▶ Task details: Select all lines holding the word "JSON" from the entries that follow.

▶ Supplied material:
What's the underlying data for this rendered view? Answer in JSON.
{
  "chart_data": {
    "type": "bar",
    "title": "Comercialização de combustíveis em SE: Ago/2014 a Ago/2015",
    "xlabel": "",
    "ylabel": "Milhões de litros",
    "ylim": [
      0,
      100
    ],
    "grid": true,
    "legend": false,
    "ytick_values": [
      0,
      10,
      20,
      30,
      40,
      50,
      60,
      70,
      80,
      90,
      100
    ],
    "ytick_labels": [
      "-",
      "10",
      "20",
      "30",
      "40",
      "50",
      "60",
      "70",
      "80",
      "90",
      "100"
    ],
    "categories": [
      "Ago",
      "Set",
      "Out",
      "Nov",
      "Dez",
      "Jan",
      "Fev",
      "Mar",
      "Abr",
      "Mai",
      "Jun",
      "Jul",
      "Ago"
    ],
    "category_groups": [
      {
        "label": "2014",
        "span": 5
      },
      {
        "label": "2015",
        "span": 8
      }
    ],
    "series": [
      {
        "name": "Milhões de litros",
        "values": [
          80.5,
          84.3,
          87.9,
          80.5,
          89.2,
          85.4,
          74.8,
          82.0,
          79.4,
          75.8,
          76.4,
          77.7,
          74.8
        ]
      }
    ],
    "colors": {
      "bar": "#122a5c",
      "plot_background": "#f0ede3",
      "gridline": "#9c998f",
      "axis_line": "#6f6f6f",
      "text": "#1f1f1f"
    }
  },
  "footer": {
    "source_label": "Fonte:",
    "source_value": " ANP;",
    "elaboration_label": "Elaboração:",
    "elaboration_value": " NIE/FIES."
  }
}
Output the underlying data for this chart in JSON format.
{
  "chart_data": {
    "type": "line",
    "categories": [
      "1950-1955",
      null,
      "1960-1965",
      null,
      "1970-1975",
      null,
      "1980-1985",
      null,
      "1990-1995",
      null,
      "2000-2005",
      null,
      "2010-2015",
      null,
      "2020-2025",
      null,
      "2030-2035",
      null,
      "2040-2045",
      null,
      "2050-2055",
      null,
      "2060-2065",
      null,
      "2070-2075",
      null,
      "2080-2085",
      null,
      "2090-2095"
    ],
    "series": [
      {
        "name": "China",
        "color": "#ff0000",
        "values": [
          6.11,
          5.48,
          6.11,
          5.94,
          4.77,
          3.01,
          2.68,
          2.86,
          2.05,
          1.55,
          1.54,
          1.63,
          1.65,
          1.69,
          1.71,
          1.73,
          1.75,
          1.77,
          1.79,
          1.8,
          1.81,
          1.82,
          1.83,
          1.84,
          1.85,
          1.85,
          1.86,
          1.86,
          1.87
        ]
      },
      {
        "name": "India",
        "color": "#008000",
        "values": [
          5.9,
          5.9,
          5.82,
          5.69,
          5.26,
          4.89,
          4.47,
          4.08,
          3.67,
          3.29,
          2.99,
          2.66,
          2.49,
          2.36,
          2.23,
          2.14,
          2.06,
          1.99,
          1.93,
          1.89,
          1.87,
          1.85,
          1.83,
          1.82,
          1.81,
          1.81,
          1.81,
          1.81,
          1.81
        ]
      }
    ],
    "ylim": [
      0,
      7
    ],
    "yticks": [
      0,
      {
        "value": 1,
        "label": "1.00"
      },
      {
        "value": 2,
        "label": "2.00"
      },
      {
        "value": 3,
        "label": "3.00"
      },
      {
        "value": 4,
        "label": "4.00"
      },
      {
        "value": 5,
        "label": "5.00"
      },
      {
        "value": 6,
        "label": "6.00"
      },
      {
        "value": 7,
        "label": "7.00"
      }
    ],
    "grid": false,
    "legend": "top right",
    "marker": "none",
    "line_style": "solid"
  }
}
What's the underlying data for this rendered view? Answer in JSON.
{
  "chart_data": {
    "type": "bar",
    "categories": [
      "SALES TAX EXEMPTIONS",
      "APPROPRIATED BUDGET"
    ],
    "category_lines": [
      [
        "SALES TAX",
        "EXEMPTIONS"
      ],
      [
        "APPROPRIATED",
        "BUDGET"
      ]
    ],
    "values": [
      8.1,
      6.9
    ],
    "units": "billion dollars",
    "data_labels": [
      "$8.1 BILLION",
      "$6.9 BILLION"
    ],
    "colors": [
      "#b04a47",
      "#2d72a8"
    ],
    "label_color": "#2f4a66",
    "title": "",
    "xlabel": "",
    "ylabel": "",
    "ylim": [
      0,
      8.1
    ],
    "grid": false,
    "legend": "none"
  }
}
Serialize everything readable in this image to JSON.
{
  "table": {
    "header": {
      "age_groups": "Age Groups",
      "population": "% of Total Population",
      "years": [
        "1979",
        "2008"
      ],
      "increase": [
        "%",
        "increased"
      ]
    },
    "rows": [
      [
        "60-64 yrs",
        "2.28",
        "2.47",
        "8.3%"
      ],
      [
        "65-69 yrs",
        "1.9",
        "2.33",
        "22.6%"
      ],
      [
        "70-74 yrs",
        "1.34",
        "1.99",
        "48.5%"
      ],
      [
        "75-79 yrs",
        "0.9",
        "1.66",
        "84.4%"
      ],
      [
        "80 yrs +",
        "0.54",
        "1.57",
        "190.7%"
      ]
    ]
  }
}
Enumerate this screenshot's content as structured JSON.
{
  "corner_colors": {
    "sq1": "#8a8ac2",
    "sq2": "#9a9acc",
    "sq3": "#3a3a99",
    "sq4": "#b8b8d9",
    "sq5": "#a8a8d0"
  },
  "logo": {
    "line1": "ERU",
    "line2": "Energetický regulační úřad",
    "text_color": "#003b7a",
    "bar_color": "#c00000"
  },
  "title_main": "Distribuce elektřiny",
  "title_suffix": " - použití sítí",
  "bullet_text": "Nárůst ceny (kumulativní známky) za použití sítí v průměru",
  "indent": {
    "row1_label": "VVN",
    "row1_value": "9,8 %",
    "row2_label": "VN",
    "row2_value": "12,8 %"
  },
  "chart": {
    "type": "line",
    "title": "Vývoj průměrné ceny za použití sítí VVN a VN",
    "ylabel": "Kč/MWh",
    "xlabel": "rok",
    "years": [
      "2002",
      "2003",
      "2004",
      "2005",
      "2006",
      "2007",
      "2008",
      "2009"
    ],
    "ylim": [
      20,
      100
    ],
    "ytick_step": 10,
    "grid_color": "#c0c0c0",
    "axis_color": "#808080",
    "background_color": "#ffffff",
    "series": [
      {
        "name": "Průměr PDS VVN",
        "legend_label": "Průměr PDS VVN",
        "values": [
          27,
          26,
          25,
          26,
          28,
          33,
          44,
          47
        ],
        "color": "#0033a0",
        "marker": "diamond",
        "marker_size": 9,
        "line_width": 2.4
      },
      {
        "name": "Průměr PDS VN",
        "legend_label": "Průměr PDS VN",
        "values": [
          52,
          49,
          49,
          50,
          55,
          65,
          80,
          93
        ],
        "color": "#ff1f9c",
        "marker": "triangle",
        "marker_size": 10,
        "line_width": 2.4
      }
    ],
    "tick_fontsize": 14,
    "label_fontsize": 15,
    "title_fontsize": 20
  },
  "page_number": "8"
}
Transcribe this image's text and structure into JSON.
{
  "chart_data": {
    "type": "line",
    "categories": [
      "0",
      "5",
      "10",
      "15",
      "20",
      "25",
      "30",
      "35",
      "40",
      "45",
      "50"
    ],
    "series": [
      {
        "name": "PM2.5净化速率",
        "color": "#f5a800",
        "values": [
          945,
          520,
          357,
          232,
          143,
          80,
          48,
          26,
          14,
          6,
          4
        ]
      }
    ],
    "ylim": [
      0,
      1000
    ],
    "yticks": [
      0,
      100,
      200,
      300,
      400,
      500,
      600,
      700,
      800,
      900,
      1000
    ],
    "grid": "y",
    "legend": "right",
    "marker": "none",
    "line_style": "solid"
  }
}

▶ Result below:
What's the underlying data for this rendered view? Answer in JSON.
Output the underlying data for this chart in JSON format.
What's the underlying data for this rendered view? Answer in JSON.
Serialize everything readable in this image to JSON.
Enumerate this screenshot's content as structured JSON.
Transcribe this image's text and structure into JSON.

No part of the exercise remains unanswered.